Saved entries:
------------------------------------
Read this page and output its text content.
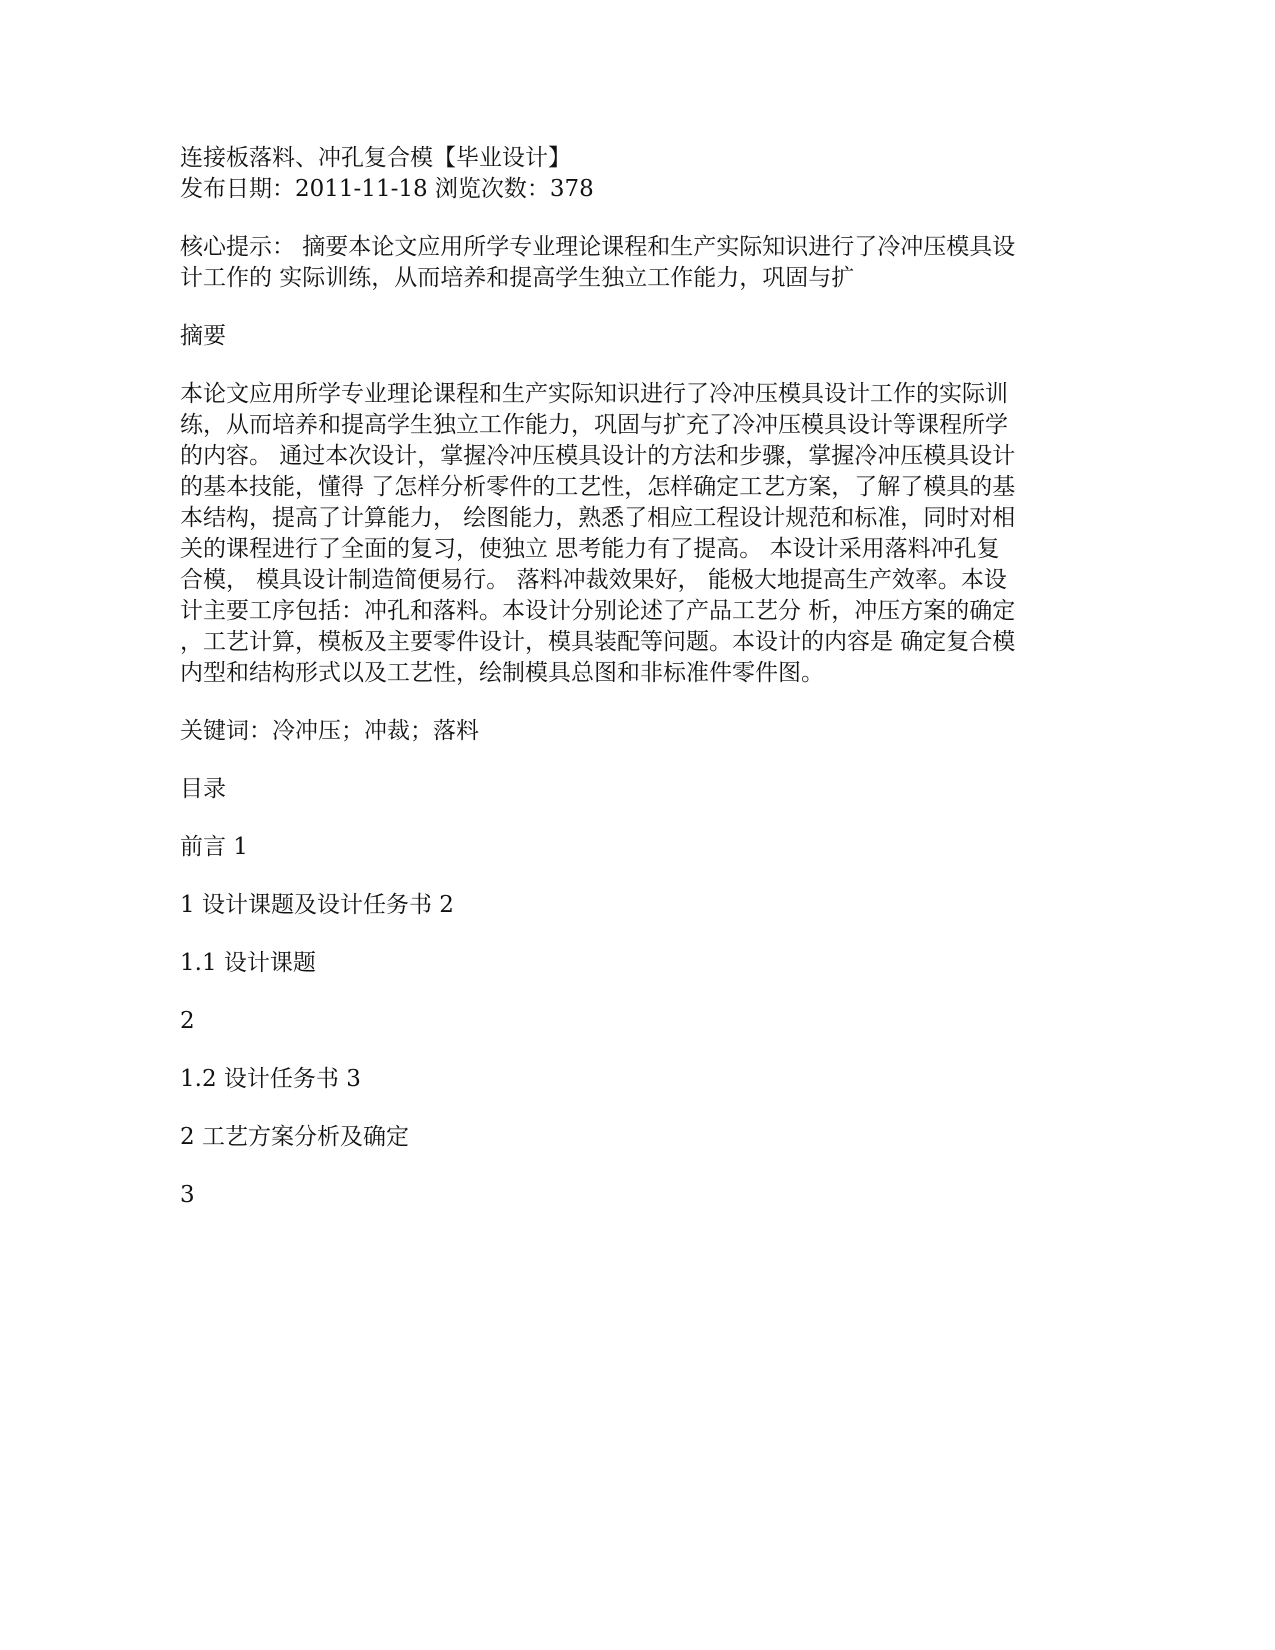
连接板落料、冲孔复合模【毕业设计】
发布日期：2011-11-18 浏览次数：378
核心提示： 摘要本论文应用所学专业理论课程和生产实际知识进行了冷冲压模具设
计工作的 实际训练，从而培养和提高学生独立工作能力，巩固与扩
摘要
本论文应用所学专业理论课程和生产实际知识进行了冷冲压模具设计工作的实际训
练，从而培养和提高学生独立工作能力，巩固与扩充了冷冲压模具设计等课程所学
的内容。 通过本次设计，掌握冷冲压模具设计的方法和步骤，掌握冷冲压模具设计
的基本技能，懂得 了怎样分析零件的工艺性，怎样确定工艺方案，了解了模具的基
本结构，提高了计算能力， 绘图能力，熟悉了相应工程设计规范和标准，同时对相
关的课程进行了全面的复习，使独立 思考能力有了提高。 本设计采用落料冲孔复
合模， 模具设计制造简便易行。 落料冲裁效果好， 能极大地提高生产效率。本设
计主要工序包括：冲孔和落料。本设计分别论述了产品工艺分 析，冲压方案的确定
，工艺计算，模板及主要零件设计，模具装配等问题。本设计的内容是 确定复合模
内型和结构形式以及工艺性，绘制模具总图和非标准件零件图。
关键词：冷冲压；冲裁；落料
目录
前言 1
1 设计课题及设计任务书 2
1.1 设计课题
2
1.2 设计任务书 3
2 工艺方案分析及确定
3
------------------------------------
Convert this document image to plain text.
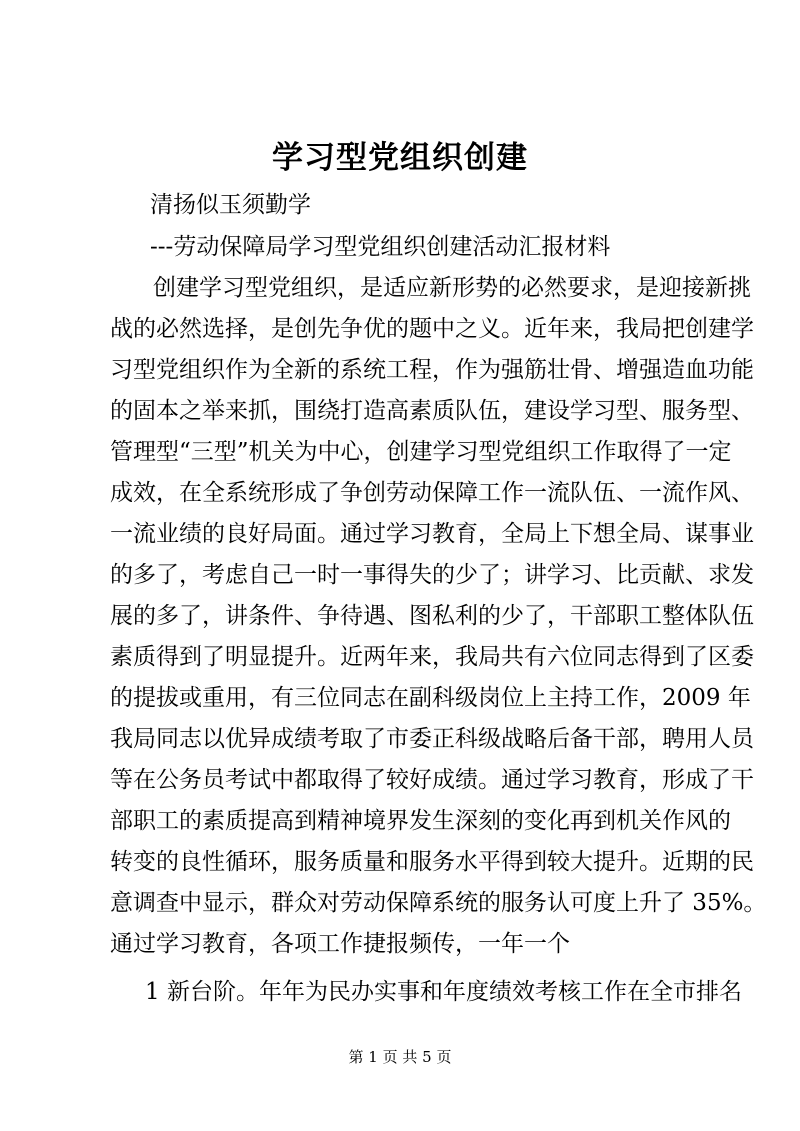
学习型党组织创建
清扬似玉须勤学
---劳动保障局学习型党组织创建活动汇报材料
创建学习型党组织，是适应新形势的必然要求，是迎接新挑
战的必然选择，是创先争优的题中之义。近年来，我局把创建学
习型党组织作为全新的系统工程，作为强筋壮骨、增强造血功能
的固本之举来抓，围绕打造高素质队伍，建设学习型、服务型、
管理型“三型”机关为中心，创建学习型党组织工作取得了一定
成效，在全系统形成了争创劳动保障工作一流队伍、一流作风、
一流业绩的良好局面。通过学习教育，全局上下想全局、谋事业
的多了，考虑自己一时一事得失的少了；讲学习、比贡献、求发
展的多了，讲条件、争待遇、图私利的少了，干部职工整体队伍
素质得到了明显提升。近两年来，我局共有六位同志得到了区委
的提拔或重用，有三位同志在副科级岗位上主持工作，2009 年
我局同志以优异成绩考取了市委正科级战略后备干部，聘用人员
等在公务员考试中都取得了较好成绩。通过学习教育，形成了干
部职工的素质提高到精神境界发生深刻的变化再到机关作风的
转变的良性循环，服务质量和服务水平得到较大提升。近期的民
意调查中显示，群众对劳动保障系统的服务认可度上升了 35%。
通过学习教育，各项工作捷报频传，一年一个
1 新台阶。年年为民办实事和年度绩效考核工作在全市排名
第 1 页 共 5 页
------------------------------------
PROBLEM:
Check each line above for the string "text" and show the ones that have it.

FINAL ANSWER:
Read this page and output its text content.
Convert this document image to plain text.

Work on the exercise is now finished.